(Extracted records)
..............................
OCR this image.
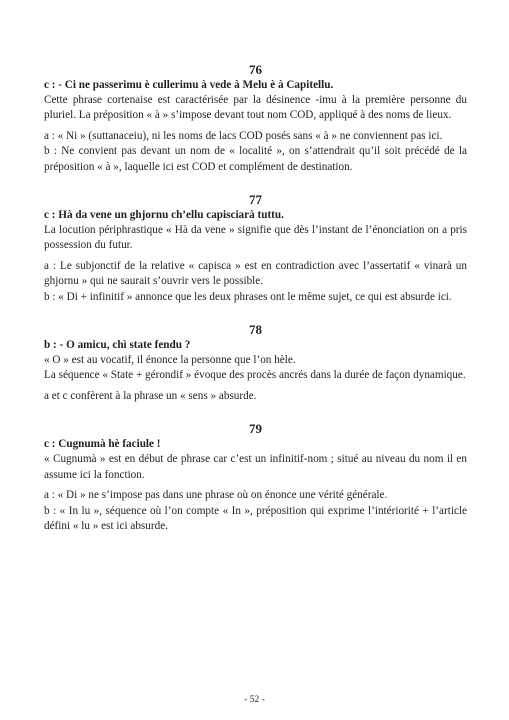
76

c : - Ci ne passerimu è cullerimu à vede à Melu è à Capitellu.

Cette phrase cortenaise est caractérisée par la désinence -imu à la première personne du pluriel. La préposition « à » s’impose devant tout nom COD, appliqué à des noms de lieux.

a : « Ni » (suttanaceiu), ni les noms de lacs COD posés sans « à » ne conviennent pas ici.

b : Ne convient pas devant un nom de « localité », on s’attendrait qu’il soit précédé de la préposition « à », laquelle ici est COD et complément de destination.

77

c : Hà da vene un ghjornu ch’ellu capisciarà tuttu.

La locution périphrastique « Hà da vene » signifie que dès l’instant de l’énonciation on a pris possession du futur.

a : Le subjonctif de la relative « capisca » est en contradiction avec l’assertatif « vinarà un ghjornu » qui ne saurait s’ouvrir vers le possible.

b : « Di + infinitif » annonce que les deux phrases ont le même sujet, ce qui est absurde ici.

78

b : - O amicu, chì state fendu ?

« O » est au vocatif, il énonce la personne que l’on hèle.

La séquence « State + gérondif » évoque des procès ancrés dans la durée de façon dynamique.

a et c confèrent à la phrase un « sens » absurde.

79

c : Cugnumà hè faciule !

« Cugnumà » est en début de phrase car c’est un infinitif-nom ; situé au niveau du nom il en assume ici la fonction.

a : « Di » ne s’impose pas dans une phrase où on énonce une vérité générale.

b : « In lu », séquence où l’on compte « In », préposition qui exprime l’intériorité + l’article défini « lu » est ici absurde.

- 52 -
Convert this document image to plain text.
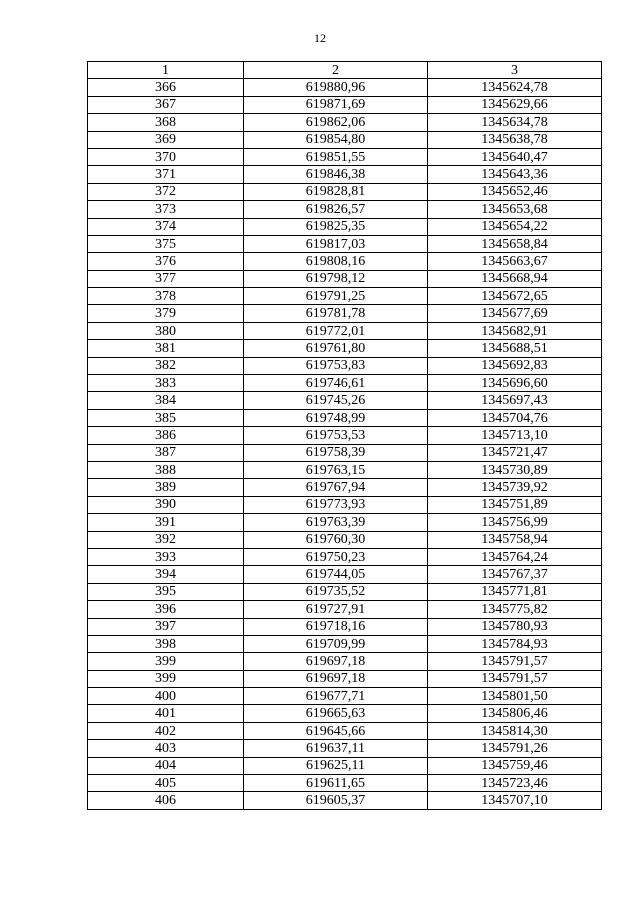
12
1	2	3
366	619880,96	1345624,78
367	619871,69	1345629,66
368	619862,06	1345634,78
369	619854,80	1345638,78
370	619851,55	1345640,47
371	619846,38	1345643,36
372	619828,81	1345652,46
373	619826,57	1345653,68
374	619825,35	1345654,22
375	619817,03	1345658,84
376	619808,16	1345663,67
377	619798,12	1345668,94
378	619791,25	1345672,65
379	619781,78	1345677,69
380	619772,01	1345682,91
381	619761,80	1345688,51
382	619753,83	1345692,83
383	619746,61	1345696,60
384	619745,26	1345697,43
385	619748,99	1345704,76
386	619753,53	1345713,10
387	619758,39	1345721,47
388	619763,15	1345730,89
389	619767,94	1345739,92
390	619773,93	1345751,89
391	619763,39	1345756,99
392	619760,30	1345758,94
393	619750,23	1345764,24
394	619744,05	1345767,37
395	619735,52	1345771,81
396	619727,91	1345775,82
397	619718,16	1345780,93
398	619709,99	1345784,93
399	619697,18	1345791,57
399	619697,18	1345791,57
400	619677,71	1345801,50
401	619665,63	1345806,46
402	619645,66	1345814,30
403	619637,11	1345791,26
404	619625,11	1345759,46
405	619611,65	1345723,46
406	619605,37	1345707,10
..............................
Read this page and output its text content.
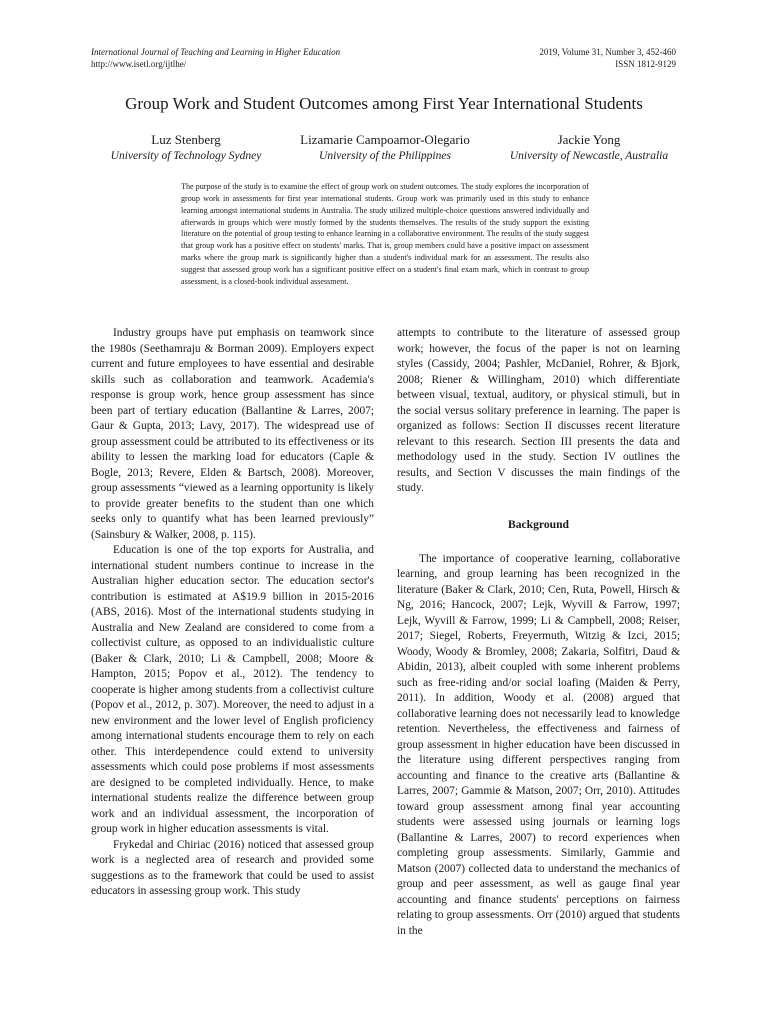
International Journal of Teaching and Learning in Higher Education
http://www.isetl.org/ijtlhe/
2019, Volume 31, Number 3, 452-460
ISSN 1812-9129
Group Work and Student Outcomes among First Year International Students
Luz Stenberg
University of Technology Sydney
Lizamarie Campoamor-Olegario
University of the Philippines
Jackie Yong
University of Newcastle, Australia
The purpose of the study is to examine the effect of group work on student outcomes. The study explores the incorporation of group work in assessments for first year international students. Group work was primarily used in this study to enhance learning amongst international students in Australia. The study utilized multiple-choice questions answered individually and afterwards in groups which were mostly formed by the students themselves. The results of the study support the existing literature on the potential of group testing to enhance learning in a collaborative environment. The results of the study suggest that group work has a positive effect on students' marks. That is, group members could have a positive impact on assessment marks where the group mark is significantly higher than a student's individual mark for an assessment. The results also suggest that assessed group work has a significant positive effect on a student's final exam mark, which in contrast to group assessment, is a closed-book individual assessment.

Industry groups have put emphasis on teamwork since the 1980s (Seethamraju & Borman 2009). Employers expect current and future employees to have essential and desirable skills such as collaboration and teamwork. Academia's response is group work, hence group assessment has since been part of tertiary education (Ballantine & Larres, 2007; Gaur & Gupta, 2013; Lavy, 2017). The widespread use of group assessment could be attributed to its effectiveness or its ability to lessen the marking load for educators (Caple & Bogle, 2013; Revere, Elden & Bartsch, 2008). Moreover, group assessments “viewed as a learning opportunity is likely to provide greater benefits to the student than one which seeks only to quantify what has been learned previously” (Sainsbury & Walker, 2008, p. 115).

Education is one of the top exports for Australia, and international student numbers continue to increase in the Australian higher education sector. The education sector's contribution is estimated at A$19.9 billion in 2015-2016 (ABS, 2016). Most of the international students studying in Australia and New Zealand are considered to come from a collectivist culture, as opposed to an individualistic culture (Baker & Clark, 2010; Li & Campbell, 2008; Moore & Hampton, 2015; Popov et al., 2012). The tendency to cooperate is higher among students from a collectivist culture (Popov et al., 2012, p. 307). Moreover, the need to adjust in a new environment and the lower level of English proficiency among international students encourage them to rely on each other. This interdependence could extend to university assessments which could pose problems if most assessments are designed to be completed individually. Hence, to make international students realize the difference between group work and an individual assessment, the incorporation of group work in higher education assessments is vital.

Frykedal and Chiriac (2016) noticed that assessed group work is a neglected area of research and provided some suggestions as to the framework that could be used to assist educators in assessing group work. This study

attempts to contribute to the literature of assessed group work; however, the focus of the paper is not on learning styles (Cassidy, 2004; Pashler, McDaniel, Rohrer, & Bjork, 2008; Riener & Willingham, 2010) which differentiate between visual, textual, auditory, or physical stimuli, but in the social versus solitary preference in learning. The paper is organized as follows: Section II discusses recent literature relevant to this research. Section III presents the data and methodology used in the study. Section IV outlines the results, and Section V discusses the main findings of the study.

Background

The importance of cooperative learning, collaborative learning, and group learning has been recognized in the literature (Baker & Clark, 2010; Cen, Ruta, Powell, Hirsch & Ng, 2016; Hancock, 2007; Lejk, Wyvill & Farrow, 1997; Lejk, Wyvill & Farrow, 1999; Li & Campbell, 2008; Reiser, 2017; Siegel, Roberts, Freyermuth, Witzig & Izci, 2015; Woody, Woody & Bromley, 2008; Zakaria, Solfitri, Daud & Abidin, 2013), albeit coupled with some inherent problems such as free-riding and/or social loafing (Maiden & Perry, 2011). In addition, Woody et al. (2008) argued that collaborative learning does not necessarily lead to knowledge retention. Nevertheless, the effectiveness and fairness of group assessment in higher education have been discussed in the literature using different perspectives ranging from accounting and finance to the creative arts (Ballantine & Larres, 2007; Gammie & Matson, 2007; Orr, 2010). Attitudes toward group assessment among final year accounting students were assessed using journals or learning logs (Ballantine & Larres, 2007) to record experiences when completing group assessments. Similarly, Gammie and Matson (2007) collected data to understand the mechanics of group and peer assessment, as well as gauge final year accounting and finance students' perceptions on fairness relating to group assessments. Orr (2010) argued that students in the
..............................
Go over the data above and copy every line that has the word "séquence" in it.

RESPONSE TO THE TASK:
La séquence « State + gérondif » évoque des procès ancrés dans la durée de façon dynamique.
b : « In lu », séquence où l’on compte « In », préposition qui exprime l’intériorité + l’article défini « lu » est ici absurde.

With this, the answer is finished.